PROBLEM DETAILS:
Reproduce word for word the lines from the first one through the line containing "refresh-icon[interactable] <box>1471 1037", both ends included.

DATA RECORDS:

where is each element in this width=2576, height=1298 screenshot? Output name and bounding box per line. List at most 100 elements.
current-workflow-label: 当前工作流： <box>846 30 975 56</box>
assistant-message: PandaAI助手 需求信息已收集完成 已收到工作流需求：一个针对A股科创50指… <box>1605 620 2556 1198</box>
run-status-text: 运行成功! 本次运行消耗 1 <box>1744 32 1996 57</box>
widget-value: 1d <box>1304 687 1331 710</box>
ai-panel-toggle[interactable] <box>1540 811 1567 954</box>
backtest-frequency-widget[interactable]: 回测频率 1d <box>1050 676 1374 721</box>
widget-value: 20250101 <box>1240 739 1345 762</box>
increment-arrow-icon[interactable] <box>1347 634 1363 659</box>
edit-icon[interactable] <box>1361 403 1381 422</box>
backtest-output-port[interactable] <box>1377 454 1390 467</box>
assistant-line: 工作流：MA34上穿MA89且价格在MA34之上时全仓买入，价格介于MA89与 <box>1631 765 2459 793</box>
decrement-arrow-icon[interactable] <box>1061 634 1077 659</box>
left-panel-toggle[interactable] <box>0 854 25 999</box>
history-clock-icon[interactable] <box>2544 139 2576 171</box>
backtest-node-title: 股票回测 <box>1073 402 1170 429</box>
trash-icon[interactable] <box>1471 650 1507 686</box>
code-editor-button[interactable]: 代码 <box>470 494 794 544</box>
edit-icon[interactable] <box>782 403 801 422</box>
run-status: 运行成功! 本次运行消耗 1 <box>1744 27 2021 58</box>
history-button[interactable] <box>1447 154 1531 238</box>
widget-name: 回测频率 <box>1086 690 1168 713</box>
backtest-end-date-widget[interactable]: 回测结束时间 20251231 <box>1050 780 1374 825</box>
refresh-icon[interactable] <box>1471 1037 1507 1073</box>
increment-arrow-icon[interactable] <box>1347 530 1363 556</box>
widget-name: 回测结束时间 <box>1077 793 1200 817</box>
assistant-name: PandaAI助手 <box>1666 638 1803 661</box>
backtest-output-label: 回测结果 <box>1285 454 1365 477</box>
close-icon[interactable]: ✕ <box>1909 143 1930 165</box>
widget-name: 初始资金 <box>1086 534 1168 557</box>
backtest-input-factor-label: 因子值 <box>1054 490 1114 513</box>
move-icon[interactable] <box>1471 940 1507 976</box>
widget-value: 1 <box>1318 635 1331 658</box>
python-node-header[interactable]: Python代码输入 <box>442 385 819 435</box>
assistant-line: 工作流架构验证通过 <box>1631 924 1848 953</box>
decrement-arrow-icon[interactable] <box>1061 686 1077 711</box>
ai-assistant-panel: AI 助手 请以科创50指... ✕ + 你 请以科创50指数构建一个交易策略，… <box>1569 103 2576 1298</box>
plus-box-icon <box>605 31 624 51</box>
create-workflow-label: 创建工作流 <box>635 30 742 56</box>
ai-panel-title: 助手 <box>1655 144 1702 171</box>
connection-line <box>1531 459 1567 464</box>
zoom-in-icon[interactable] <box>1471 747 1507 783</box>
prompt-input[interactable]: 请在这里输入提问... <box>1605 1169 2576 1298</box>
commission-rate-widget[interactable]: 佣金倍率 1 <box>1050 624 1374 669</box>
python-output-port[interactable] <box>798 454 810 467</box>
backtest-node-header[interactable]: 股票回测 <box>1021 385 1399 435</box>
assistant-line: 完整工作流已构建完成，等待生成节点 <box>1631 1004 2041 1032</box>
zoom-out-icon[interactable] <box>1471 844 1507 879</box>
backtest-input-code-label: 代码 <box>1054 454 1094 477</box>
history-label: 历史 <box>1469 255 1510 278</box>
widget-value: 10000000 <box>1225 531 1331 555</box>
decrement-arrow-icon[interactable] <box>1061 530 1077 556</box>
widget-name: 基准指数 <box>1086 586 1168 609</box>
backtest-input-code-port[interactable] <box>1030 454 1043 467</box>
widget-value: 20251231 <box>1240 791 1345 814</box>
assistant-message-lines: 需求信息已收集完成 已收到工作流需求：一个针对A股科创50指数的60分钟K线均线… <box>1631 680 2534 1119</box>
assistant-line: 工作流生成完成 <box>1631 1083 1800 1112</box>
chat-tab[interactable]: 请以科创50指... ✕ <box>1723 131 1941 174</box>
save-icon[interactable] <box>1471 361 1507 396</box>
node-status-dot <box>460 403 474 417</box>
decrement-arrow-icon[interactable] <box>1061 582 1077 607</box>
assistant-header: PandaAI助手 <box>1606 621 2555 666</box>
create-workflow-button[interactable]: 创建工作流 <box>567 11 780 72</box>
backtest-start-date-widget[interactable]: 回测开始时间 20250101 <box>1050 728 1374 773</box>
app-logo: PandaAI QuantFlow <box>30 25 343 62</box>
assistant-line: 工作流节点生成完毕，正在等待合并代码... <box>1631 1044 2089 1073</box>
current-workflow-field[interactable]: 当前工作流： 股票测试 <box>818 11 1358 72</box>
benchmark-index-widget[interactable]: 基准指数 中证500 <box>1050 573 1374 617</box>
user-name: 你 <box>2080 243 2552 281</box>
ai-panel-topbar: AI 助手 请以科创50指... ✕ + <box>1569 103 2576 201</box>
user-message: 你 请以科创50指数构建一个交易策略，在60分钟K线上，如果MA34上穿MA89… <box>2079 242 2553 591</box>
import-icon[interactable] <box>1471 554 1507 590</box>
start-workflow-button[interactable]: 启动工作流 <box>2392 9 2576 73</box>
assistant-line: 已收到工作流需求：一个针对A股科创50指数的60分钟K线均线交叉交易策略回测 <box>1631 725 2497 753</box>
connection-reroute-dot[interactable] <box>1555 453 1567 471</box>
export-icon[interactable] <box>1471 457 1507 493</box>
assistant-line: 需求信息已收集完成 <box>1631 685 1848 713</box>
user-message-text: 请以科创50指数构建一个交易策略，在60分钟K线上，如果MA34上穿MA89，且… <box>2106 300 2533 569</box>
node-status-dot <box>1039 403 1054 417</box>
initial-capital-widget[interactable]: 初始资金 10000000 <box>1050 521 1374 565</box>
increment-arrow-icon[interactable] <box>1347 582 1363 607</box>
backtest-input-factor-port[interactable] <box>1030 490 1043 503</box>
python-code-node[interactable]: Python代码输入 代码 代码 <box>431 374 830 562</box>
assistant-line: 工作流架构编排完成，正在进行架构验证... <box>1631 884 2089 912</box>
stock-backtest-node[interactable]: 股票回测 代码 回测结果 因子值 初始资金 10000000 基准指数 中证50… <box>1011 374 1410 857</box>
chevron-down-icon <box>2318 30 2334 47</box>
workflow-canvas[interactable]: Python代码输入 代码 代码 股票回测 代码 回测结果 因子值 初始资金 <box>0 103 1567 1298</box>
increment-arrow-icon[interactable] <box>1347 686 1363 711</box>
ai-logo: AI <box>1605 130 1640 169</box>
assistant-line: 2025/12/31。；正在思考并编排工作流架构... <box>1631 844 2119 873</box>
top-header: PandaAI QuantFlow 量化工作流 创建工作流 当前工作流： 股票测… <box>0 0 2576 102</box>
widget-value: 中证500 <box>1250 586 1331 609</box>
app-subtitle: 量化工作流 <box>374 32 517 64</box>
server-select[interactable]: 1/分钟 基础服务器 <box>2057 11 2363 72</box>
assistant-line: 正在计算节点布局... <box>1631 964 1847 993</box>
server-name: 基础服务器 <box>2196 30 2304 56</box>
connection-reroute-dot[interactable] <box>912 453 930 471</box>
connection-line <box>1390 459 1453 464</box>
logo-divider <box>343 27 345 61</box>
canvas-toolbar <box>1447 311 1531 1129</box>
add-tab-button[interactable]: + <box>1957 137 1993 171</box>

RESULT OF THE EXERCISE:
where is each element in this width=2576, height=1298 screenshot? Output name and bounding box per line. List at most 100 elements.
current-workflow-label: 当前工作流： <box>846 30 975 56</box>
assistant-message: PandaAI助手 需求信息已收集完成 已收到工作流需求：一个针对A股科创50指… <box>1605 620 2556 1198</box>
run-status-text: 运行成功! 本次运行消耗 1 <box>1744 32 1996 57</box>
widget-value: 1d <box>1304 687 1331 710</box>
ai-panel-toggle[interactable] <box>1540 811 1567 954</box>
backtest-frequency-widget[interactable]: 回测频率 1d <box>1050 676 1374 721</box>
widget-value: 20250101 <box>1240 739 1345 762</box>
increment-arrow-icon[interactable] <box>1347 634 1363 659</box>
edit-icon[interactable] <box>1361 403 1381 422</box>
backtest-output-port[interactable] <box>1377 454 1390 467</box>
assistant-line: 工作流：MA34上穿MA89且价格在MA34之上时全仓买入，价格介于MA89与 <box>1631 765 2459 793</box>
decrement-arrow-icon[interactable] <box>1061 634 1077 659</box>
left-panel-toggle[interactable] <box>0 854 25 999</box>
history-clock-icon[interactable] <box>2544 139 2576 171</box>
backtest-node-title: 股票回测 <box>1073 402 1170 429</box>
trash-icon[interactable] <box>1471 650 1507 686</box>
code-editor-button[interactable]: 代码 <box>470 494 794 544</box>
edit-icon[interactable] <box>782 403 801 422</box>
run-status: 运行成功! 本次运行消耗 1 <box>1744 27 2021 58</box>
history-button[interactable] <box>1447 154 1531 238</box>
widget-name: 回测频率 <box>1086 690 1168 713</box>
backtest-end-date-widget[interactable]: 回测结束时间 20251231 <box>1050 780 1374 825</box>
refresh-icon[interactable] <box>1471 1037 1507 1073</box>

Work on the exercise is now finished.